Written problem:
Pictures don't belong in the copy; print all the records exactly.

════════

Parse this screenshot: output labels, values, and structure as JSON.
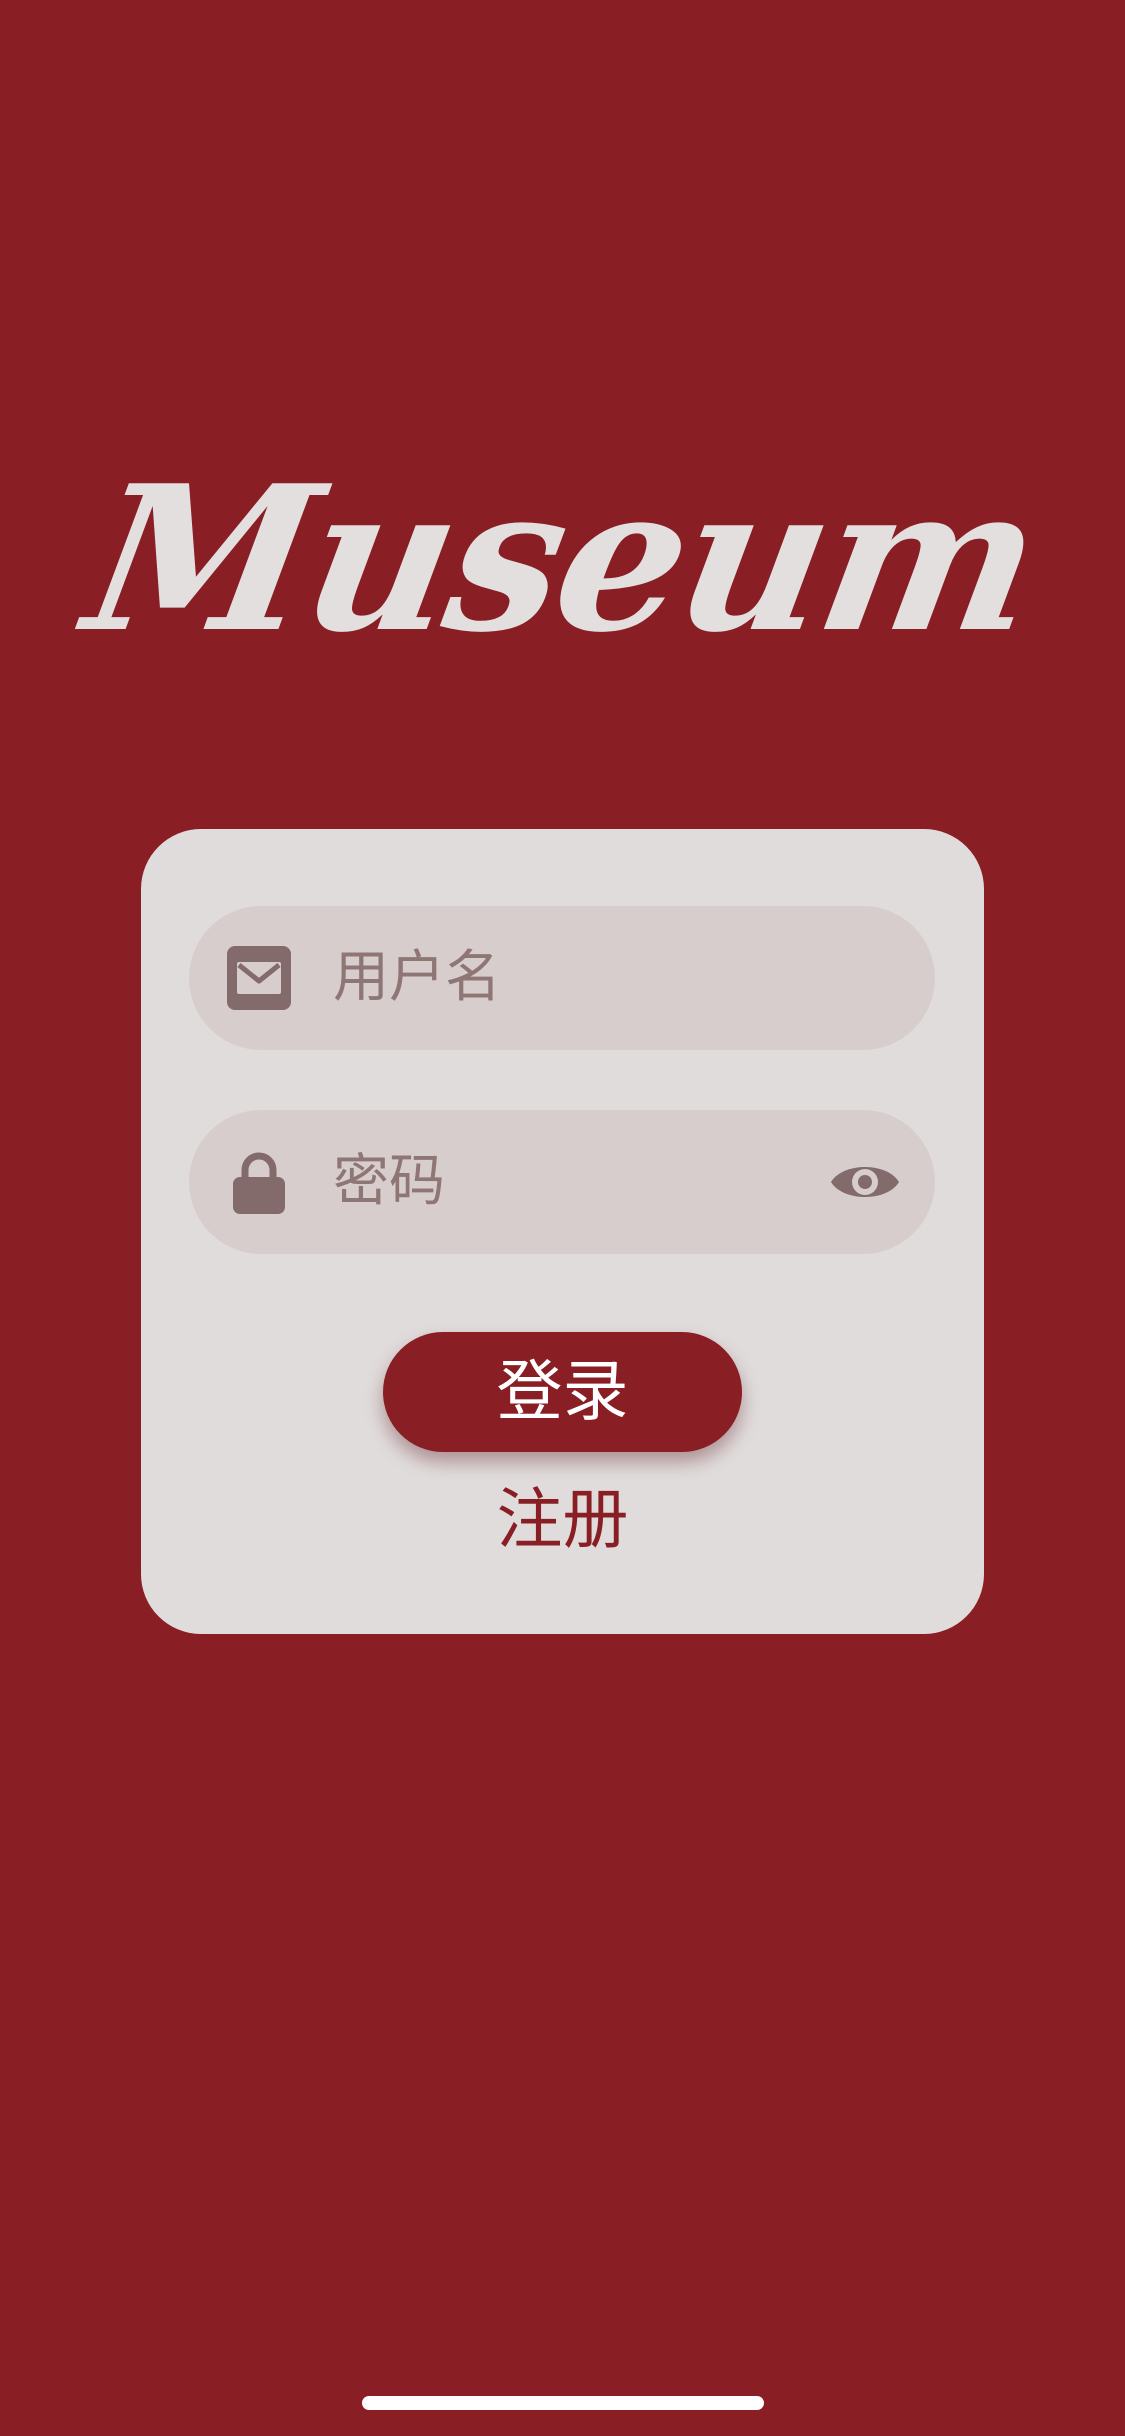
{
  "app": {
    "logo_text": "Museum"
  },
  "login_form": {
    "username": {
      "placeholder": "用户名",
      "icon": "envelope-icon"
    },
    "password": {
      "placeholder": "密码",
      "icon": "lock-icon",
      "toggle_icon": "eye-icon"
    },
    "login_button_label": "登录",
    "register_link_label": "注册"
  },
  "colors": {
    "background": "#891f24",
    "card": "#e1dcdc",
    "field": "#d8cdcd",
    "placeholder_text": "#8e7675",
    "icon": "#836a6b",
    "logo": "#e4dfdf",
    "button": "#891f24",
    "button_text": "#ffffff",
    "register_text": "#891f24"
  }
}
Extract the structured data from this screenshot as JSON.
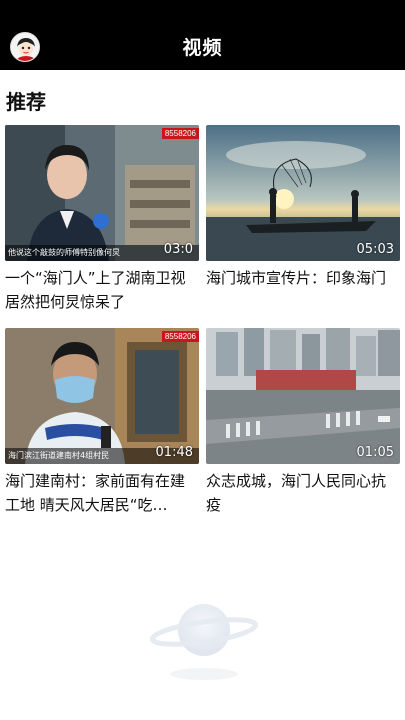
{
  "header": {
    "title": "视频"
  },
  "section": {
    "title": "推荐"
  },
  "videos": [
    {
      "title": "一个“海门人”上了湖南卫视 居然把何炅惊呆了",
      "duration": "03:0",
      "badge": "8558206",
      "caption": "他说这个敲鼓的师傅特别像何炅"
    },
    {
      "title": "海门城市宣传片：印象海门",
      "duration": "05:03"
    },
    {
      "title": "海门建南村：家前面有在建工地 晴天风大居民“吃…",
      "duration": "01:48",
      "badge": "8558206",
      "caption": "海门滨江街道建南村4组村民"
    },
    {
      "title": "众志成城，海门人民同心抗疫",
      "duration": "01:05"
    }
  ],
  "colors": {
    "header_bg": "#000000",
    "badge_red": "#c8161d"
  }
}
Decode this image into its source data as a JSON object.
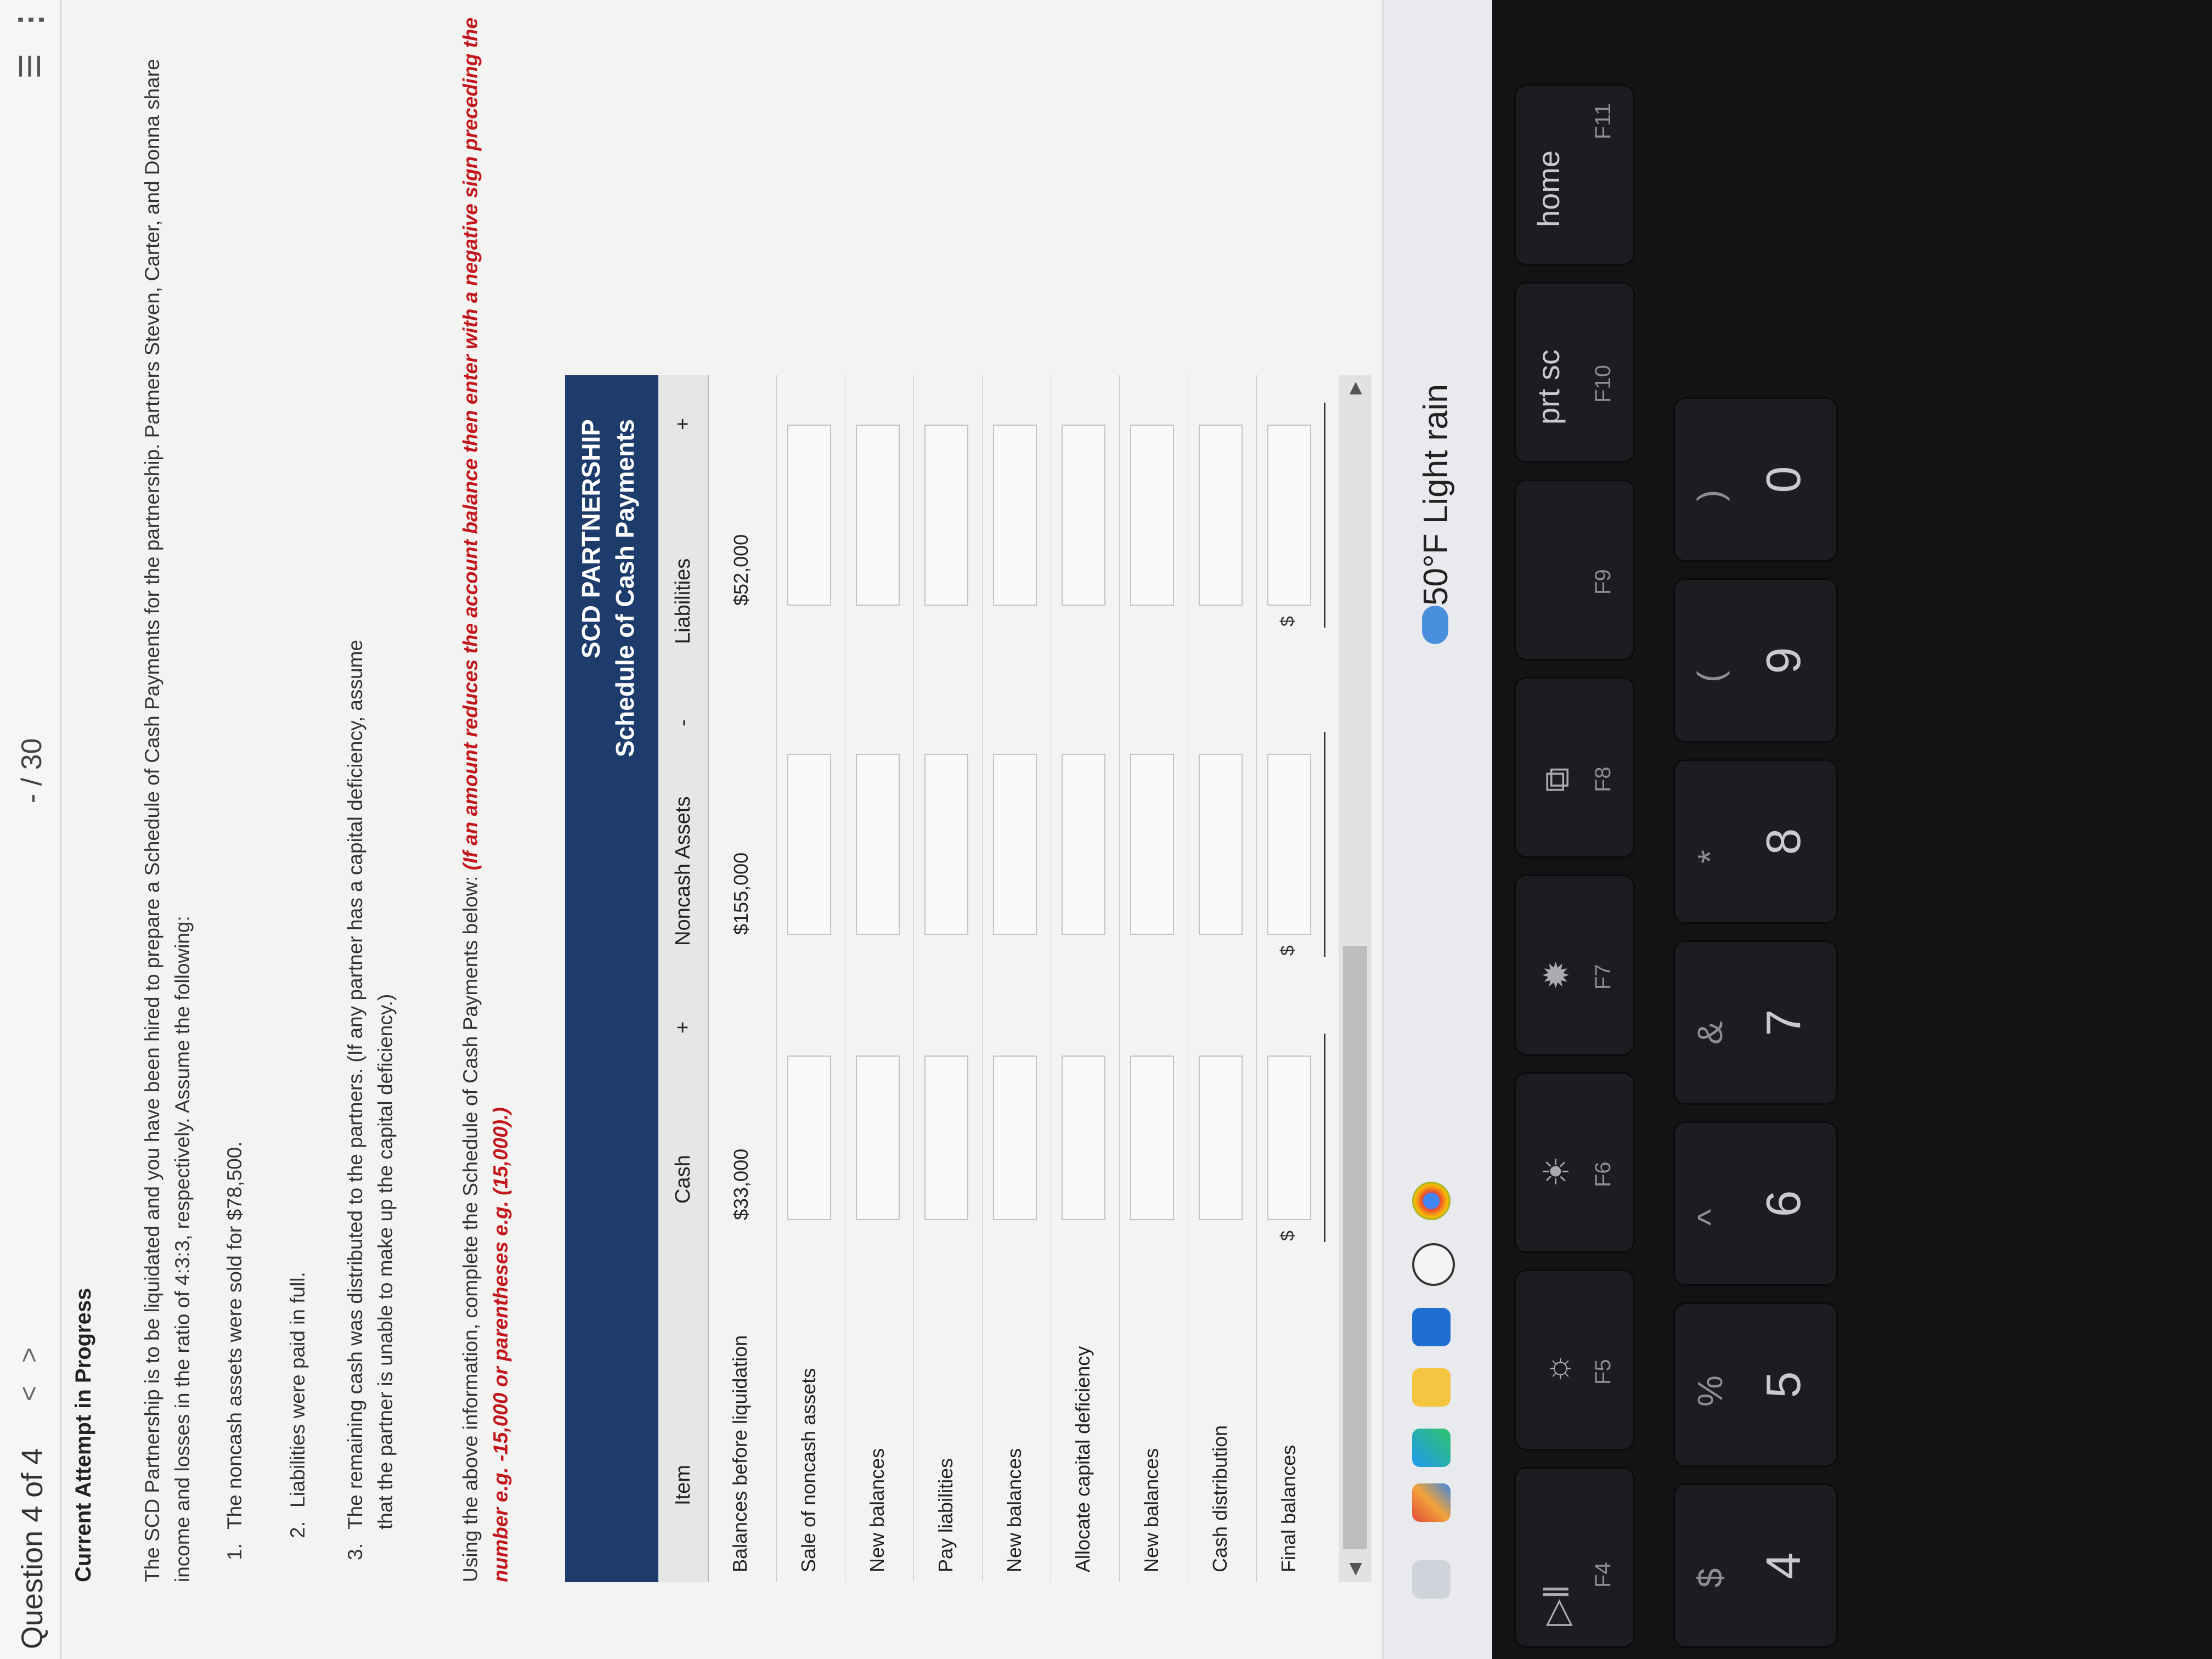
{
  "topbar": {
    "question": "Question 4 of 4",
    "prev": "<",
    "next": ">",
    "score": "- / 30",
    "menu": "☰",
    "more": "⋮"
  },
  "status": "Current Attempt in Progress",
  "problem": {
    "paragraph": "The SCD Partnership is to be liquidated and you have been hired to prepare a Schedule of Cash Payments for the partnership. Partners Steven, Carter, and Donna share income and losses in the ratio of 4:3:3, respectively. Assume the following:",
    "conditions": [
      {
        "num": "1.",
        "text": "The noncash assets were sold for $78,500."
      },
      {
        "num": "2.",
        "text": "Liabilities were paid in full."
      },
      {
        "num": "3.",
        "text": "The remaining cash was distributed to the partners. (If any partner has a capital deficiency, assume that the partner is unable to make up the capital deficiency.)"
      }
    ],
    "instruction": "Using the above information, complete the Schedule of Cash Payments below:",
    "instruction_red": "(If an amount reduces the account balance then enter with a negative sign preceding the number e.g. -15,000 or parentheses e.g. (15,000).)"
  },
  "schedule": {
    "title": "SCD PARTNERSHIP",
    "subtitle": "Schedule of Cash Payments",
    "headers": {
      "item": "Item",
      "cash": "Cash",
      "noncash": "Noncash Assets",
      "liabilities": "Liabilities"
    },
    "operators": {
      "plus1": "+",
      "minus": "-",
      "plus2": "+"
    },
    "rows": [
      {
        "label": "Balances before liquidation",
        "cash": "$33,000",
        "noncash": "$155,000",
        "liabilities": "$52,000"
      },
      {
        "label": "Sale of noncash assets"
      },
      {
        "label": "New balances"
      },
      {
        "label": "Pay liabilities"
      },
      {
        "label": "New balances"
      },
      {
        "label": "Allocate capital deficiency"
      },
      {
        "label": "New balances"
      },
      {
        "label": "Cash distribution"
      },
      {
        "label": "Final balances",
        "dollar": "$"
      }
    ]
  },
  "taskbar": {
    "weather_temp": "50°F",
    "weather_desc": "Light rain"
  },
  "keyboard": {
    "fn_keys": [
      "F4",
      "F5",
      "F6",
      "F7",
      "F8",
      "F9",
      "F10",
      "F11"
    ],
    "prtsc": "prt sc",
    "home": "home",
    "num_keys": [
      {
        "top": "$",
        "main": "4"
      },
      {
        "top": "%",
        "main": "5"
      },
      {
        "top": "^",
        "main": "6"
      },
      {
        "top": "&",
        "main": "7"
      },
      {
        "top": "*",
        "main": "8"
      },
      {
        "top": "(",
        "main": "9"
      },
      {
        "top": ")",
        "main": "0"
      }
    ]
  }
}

════════

Answer in full:
Parse this screenshot: output labels, values, and structure as JSON.
{
  "app": {
    "logo_text": "Museum"
  },
  "login_form": {
    "username": {
      "placeholder": "用户名",
      "icon": "envelope-icon"
    },
    "password": {
      "placeholder": "密码",
      "icon": "lock-icon",
      "toggle_icon": "eye-icon"
    },
    "login_button_label": "登录",
    "register_link_label": "注册"
  },
  "colors": {
    "background": "#891f24",
    "card": "#e1dcdc",
    "field": "#d8cdcd",
    "placeholder_text": "#8e7675",
    "icon": "#836a6b",
    "logo": "#e4dfdf",
    "button": "#891f24",
    "button_text": "#ffffff",
    "register_text": "#891f24"
  }
}
Extract the structured data from this screenshot as JSON.
{
  "header": {
    "title": "视频"
  },
  "section": {
    "title": "推荐"
  },
  "videos": [
    {
      "title": "一个“海门人”上了湖南卫视 居然把何炅惊呆了",
      "duration": "03:0",
      "badge": "8558206",
      "caption": "他说这个敲鼓的师傅特别像何炅"
    },
    {
      "title": "海门城市宣传片：印象海门",
      "duration": "05:03"
    },
    {
      "title": "海门建南村：家前面有在建工地 晴天风大居民“吃…",
      "duration": "01:48",
      "badge": "8558206",
      "caption": "海门滨江街道建南村4组村民"
    },
    {
      "title": "众志成城，海门人民同心抗疫",
      "duration": "01:05"
    }
  ],
  "colors": {
    "header_bg": "#000000",
    "badge_red": "#c8161d"
  }
}
Decode this image into its source data as a JSON object.
{
  "topbar": {
    "question": "Question 4 of 4",
    "prev": "<",
    "next": ">",
    "score": "- / 30",
    "menu": "☰",
    "more": "⋮"
  },
  "status": "Current Attempt in Progress",
  "problem": {
    "paragraph": "The SCD Partnership is to be liquidated and you have been hired to prepare a Schedule of Cash Payments for the partnership. Partners Steven, Carter, and Donna share income and losses in the ratio of 4:3:3, respectively. Assume the following:",
    "conditions": [
      {
        "num": "1.",
        "text": "The noncash assets were sold for $78,500."
      },
      {
        "num": "2.",
        "text": "Liabilities were paid in full."
      },
      {
        "num": "3.",
        "text": "The remaining cash was distributed to the partners. (If any partner has a capital deficiency, assume that the partner is unable to make up the capital deficiency.)"
      }
    ],
    "instruction": "Using the above information, complete the Schedule of Cash Payments below:",
    "instruction_red": "(If an amount reduces the account balance then enter with a negative sign preceding the number e.g. -15,000 or parentheses e.g. (15,000).)"
  },
  "schedule": {
    "title": "SCD PARTNERSHIP",
    "subtitle": "Schedule of Cash Payments",
    "headers": {
      "item": "Item",
      "cash": "Cash",
      "noncash": "Noncash Assets",
      "liabilities": "Liabilities"
    },
    "operators": {
      "plus1": "+",
      "minus": "-",
      "plus2": "+"
    },
    "rows": [
      {
        "label": "Balances before liquidation",
        "cash": "$33,000",
        "noncash": "$155,000",
        "liabilities": "$52,000"
      },
      {
        "label": "Sale of noncash assets"
      },
      {
        "label": "New balances"
      },
      {
        "label": "Pay liabilities"
      },
      {
        "label": "New balances"
      },
      {
        "label": "Allocate capital deficiency"
      },
      {
        "label": "New balances"
      },
      {
        "label": "Cash distribution"
      },
      {
        "label": "Final balances",
        "dollar": "$"
      }
    ]
  },
  "taskbar": {
    "weather_temp": "50°F",
    "weather_desc": "Light rain"
  },
  "keyboard": {
    "fn_keys": [
      "F4",
      "F5",
      "F6",
      "F7",
      "F8",
      "F9",
      "F10",
      "F11"
    ],
    "prtsc": "prt sc",
    "home": "home",
    "num_keys": [
      {
        "top": "$",
        "main": "4"
      },
      {
        "top": "%",
        "main": "5"
      },
      {
        "top": "^",
        "main": "6"
      },
      {
        "top": "&",
        "main": "7"
      },
      {
        "top": "*",
        "main": "8"
      },
      {
        "top": "(",
        "main": "9"
      },
      {
        "top": ")",
        "main": "0"
      }
    ]
  }
}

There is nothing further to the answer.